## INSTRUCTIONS TO FOLLOW:
Copy the records word for word, from the first line through the line that contains "panel-dimension-diagram: 1 Panel", and give only those lines.

## EXERCISE MATERIAL:

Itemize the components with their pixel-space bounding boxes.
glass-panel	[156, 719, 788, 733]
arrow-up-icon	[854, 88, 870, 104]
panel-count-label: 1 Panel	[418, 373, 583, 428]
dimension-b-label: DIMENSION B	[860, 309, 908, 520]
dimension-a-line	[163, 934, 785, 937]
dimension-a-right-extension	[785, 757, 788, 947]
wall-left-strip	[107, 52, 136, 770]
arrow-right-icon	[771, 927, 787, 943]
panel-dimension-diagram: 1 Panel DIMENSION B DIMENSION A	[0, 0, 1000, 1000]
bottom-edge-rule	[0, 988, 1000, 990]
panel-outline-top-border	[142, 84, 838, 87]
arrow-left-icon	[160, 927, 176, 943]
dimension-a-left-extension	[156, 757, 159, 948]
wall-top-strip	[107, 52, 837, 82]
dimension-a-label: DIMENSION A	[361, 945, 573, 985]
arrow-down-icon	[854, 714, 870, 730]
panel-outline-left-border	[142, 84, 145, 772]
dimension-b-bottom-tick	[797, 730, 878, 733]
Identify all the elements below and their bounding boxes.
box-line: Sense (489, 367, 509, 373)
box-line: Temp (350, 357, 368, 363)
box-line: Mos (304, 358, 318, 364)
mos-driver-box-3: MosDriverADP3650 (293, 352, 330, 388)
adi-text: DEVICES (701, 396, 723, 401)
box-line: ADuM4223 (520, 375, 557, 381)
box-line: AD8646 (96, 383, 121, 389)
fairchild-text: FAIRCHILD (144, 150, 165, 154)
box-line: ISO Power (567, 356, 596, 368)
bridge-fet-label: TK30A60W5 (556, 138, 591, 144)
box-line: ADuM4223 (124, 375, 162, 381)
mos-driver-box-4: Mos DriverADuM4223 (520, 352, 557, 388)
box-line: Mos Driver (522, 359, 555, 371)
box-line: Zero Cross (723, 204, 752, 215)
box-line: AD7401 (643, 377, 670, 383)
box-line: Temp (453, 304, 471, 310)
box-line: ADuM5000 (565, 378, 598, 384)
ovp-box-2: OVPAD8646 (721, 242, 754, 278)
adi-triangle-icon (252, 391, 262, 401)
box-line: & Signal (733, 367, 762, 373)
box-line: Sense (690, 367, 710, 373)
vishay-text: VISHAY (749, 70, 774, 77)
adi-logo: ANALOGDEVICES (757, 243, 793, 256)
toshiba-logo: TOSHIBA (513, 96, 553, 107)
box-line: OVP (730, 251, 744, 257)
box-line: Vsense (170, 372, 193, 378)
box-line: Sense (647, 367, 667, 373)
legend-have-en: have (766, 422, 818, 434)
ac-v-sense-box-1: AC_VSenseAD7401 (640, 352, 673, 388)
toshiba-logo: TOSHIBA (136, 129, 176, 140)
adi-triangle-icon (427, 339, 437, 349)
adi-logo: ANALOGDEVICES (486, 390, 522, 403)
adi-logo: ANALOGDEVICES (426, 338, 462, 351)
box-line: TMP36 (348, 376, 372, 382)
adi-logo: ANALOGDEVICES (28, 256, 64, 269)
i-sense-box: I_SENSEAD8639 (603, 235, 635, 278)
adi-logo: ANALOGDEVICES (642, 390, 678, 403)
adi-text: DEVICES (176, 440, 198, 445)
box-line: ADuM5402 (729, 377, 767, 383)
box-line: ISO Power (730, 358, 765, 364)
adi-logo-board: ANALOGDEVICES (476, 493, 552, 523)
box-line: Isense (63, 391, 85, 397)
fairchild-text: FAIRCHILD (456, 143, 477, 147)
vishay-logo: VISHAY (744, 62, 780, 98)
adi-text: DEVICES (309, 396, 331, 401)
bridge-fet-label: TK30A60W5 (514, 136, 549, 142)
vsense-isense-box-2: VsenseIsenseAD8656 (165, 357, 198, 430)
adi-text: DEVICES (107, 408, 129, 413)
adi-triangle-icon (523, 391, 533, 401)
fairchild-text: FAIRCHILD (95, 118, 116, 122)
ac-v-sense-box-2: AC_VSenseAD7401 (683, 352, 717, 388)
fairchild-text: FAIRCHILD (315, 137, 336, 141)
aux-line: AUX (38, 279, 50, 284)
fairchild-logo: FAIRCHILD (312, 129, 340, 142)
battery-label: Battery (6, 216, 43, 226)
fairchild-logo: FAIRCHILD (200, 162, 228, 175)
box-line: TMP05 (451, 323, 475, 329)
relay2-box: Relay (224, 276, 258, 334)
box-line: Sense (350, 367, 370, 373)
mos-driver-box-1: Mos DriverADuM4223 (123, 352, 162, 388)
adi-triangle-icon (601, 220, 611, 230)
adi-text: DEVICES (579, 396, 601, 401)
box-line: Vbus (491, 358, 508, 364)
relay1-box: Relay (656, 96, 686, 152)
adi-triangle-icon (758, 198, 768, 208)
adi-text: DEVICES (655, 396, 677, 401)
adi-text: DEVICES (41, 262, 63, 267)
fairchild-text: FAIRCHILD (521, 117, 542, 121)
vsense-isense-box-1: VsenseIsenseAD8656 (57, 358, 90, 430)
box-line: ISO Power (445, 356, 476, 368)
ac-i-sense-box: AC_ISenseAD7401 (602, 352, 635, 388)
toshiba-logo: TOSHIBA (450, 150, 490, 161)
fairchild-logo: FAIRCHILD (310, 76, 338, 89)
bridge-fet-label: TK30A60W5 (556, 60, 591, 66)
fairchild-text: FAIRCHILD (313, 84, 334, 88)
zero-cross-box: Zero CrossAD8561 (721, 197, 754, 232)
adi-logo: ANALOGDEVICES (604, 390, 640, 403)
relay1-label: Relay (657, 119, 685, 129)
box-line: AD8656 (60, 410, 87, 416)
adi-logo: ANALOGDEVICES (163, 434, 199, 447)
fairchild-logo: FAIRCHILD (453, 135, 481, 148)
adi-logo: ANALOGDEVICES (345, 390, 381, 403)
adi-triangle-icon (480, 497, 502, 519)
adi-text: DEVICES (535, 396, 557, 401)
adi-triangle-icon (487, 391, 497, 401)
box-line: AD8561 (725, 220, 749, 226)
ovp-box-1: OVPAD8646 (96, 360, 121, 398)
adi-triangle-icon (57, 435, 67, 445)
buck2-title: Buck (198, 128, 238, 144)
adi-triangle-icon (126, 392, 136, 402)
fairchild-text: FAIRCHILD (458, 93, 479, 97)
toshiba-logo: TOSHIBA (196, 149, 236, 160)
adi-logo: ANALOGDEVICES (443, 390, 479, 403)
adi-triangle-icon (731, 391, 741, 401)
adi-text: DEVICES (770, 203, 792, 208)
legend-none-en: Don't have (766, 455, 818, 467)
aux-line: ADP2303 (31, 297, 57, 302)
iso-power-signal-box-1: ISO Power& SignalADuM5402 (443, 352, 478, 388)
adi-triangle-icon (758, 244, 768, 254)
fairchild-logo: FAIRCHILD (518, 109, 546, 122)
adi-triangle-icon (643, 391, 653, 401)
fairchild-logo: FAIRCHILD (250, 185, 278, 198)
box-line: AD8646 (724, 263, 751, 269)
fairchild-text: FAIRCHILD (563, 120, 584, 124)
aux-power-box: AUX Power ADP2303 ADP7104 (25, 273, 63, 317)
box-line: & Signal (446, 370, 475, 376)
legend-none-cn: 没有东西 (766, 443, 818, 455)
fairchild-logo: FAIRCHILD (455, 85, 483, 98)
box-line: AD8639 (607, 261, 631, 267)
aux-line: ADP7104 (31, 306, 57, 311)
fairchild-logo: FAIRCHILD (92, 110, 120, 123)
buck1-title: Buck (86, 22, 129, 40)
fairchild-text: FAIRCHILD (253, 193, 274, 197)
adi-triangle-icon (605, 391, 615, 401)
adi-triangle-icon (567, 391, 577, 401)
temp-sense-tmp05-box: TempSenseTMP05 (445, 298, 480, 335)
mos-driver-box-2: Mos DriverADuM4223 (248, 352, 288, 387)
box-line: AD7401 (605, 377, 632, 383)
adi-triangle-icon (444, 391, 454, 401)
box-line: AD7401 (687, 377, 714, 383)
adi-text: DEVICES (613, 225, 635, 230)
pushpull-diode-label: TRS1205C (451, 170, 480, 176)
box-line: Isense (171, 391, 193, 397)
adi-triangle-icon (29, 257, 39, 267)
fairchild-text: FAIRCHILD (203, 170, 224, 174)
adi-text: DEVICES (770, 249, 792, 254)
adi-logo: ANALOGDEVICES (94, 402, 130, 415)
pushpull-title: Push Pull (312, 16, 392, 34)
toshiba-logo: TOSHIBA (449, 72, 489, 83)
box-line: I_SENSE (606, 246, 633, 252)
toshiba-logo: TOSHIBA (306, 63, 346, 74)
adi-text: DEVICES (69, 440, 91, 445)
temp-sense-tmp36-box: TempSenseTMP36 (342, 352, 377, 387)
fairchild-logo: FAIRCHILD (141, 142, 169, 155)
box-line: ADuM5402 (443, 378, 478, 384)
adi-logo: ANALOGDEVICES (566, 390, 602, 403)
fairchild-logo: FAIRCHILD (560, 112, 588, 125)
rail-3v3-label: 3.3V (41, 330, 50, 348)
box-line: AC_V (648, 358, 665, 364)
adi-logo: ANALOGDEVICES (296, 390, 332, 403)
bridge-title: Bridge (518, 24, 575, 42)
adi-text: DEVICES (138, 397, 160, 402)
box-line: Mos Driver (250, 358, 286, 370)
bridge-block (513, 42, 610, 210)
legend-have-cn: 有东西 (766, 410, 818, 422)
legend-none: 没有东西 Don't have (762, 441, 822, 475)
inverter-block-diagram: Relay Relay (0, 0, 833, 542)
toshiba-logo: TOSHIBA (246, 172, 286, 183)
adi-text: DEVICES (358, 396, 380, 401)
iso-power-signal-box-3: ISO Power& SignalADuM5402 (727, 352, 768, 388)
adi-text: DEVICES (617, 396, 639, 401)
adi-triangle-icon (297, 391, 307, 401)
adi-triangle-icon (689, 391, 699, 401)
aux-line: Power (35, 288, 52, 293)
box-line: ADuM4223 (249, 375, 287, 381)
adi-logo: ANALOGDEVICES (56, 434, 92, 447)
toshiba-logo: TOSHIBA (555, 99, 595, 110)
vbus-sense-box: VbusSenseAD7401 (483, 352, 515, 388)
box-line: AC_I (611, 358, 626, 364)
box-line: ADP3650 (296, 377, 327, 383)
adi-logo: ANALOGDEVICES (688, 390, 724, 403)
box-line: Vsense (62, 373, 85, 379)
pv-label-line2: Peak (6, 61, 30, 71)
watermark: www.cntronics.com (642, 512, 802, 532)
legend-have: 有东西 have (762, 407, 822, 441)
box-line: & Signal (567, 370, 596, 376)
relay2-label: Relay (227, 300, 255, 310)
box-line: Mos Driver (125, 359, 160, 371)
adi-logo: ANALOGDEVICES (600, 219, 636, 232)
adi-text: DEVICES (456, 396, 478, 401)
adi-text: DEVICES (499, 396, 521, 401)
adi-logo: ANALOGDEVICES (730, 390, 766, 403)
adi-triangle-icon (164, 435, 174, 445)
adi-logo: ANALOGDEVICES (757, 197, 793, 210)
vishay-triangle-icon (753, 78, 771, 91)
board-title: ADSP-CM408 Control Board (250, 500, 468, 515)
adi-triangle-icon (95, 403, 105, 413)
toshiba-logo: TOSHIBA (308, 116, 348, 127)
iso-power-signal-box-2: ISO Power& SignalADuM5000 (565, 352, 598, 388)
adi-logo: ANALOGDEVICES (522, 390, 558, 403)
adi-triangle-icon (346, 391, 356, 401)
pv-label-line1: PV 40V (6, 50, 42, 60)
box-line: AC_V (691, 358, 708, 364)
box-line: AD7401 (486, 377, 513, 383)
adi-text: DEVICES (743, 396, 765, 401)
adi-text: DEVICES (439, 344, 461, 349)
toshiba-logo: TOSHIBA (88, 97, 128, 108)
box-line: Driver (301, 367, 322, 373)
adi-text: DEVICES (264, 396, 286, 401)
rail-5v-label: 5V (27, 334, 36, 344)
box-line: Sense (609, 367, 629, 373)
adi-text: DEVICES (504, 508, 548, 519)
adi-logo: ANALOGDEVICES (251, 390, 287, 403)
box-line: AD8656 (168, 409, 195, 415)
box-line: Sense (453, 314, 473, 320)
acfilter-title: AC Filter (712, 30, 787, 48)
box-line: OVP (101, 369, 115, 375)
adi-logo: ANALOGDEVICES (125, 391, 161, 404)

## ANSWER TO THIS PROBLEM:
Itemize the components with their pixel-space bounding boxes.
glass-panel	[156, 719, 788, 733]
arrow-up-icon	[854, 88, 870, 104]
panel-count-label: 1 Panel	[418, 373, 583, 428]
dimension-b-label: DIMENSION B	[860, 309, 908, 520]
dimension-a-line	[163, 934, 785, 937]
dimension-a-right-extension	[785, 757, 788, 947]
wall-left-strip	[107, 52, 136, 770]
arrow-right-icon	[771, 927, 787, 943]
panel-dimension-diagram: 1 Panel DIMENSION B DIMENSION A	[0, 0, 1000, 1000]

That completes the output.